==== Page text ====

The resulting public statements ostensibly reflect intelligence, but
they do not reflect intelligence analysis, which is an essential part of
determining what the pieces of raw reporting mean. The policymaker acts
with an eye not to what is indicative of a larger pattern or underlying
truth, but to what supports his case.

   Another problem is that on Iraq, the intelligence community was
pulled over the line into policy advocacy - not so much by what it said
as by its conspicuous role in the administration's public case for war.
This was especially true when the intelligence community was made highly
visible (with the director of central intelligence literally in the
camera frame) in an intelligence-laden presentation by Secretary of
State Colin Powell to the UN Security Council a month before the war
began. It was also true in the fall of 2002, when, at the
administration's behest, the intelligence community published a white
paper on Iraq's WMD programs - but without including any of the
community's judgments about the likelihood of those weapons' being used.

   But the greatest discrepancy between the administration's public
statements and the intelligence community's judgments concerned not WMD
(there was indeed a broad consensus that such programs existed), but the
relationship between Saddam and al Qaeda. The enormous attention devoted
to this subject did not reflect any judgment by intelligence officials
that there was or was likely to be anything like the "alliance" the
administration said existed. The reason the connection got so much
attention was that the administration wanted to hitch the Iraq
expedition to the "war on terror" and the threat the American public
feared most, thereby capitalizing on the country's militant post-9/11 mood.

   The issue of possible ties between Saddam and al Qaeda was
especially prone to the selective use of raw intelligence to make a
public case for war. In the shadowy world of international terrorism,
almost anyone can be "linked" to almost anyone else if enough effort is
made to find evidence of casual contacts, the mentioning of names in the
same breath, or indications of common travels or experiences. Even the
most minimal and circumstantial data can be adduced as evidence of a
"relationship," ignoring the important question of whether a given
regime actually supports a given terrorist group and the fact that
relationships can be competitive or distrustful rather than cooperative.

   The intelligence community never offered any analysis that supported
the notion of an alliance between Saddam and al Qaeda. Yet it was drawn
into a public effort to support that notion. To be fair, Secretary
Powell's presentation at the UN never explicitly asserted that there was
a cooperative relationship between Saddam and al Qaeda. But the
presentation was clearly meant to create the impression that one
existed. To the extent that the intelligence community was a party to
such efforts, it crossed the line into policy advocacy - and did so in a
way that fostered public misconceptions contrary to the intelligence
community's own judgments.

   *Varities of Politicization*

   In its report on prewar intelligence concerning Iraqi WMD, the
Senate Select Committee on Intelligence said it found no evidence that
analysts had altered or shaped their judgments in response to political
pressure. The Silberman-Robb commission reached the same conclusion,
although it conceded that analysts worked in an "environment" affected
by "intense" policymaker interest. But the method of investigation used
by the panels - essentially, asking analysts whether their arms had been
twisted - would have caught only the crudest attempts at politicization.

====

■ What is expected
In the passage on prewar Iraq intelligence, how long before the war did Secretary of State Colin Powell give his presentation to the UN Security Council? The items are separate material, not part of the passage on prewar Iraq intelligence.

==== Material shown ====

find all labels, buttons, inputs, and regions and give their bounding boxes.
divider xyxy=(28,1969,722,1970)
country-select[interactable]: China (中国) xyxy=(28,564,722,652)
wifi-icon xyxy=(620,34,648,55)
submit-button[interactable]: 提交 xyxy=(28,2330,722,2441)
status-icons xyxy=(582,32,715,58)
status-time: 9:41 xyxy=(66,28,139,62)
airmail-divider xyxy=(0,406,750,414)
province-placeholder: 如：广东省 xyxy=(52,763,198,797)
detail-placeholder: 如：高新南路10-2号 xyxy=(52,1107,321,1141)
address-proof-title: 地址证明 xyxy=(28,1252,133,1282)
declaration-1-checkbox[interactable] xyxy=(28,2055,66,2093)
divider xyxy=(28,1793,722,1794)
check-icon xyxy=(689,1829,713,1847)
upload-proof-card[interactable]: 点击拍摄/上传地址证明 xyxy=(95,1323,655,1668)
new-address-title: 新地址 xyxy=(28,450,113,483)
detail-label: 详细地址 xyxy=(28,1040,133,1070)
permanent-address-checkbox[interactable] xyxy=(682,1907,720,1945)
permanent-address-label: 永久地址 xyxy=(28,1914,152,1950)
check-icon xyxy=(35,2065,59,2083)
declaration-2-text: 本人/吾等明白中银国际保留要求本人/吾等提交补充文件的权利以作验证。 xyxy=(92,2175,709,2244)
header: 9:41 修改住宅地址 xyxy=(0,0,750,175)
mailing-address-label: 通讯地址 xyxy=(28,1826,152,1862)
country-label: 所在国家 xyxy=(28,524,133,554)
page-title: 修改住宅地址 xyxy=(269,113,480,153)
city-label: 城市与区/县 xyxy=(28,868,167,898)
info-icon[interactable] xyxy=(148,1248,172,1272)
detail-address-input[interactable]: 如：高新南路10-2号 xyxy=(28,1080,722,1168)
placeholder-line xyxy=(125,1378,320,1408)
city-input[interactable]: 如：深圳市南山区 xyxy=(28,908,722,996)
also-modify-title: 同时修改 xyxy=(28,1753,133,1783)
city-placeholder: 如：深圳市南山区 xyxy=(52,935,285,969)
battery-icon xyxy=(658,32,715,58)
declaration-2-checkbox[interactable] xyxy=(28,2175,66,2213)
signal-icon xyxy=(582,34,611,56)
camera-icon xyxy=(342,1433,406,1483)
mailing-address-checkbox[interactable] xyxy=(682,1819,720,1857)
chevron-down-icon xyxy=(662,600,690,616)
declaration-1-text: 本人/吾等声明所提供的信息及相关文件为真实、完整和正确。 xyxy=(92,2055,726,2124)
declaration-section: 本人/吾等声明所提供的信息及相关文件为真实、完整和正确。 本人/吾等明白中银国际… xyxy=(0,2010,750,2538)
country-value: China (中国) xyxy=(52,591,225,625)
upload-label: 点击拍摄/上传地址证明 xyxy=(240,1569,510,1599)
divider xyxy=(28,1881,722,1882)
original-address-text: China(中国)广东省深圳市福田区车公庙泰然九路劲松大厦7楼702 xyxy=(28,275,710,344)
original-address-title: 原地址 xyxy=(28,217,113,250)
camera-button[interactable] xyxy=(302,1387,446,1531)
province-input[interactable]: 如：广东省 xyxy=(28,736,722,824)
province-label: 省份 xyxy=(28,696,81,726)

====

■ Final result
A month before the war began.